- [YOUR INSTRUCTIONS] Which lines of the records below contain the string "Confirmar"? Report each of them.

- [SUPPLIED DATA]
- - - - - - -
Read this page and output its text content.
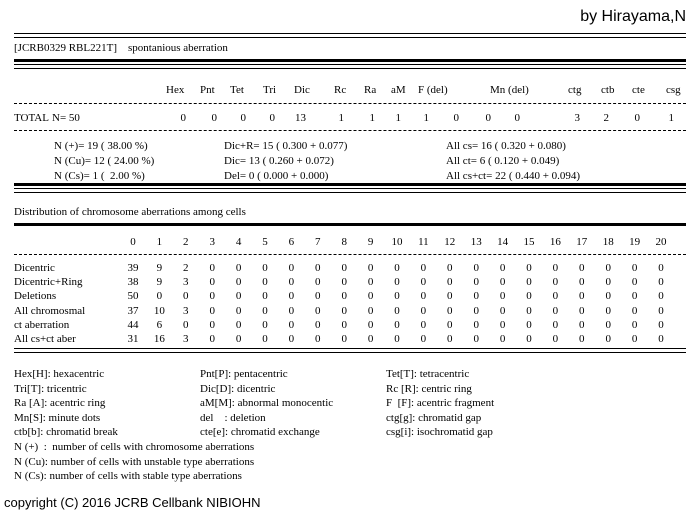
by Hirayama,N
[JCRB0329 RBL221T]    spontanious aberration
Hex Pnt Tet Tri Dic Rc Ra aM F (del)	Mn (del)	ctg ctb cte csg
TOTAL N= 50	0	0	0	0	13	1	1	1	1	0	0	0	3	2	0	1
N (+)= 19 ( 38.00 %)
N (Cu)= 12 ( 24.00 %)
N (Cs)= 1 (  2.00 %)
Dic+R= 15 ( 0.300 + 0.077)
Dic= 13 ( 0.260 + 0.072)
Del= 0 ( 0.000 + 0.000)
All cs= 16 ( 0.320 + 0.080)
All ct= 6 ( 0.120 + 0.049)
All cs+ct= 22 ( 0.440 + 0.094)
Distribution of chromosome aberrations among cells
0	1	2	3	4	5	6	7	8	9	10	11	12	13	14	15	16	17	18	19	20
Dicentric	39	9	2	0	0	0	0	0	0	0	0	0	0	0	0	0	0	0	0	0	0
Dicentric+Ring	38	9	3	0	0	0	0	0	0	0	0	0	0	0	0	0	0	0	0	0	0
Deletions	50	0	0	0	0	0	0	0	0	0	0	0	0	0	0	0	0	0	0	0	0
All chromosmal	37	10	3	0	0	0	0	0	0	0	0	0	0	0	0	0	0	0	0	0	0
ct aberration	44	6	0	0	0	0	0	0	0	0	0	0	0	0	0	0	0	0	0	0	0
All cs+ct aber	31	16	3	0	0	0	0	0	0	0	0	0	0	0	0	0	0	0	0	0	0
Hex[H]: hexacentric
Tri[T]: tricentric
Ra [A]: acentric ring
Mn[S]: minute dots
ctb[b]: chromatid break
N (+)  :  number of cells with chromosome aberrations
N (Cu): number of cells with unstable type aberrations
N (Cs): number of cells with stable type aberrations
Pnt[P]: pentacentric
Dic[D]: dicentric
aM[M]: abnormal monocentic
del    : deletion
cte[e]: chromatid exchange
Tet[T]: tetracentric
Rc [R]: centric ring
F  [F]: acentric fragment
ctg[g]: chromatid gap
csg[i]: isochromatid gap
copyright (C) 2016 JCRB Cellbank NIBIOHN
- - - - - - -
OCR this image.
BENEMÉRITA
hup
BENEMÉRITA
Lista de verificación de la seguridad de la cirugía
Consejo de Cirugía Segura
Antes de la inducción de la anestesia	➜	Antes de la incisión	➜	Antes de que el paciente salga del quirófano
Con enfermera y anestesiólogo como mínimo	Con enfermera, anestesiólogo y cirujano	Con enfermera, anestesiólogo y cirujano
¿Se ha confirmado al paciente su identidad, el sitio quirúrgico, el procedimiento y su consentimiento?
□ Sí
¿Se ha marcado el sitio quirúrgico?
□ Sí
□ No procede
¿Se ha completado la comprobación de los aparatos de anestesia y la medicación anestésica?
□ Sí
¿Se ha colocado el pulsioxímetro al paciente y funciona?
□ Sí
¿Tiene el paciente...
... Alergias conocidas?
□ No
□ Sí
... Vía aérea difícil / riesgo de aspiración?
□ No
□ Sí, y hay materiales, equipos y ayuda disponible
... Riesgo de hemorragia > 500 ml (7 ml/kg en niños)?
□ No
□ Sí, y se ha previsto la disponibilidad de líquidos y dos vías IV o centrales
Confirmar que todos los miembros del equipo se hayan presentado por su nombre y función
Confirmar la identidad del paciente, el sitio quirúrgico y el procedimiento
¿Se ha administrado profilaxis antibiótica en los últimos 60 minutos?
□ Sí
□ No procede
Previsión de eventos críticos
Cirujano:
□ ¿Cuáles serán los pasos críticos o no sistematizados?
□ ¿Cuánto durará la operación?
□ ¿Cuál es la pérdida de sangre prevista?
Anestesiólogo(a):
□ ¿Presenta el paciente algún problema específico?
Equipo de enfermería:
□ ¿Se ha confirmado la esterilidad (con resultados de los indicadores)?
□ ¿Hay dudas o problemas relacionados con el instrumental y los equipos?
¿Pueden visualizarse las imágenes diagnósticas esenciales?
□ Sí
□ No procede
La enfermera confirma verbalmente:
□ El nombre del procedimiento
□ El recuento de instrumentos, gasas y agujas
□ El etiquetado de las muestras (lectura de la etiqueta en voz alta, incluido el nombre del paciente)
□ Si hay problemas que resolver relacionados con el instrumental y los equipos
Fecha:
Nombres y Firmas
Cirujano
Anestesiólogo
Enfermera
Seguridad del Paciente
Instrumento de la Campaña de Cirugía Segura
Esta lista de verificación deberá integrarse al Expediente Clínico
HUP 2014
- - - - - - -
- [EXPECTED OUTPUT]
Confirmar que todos los miembros del equipo se hayan presentado por su nombre y función
Confirmar la identidad del paciente, el sitio quirúrgico y el procedimiento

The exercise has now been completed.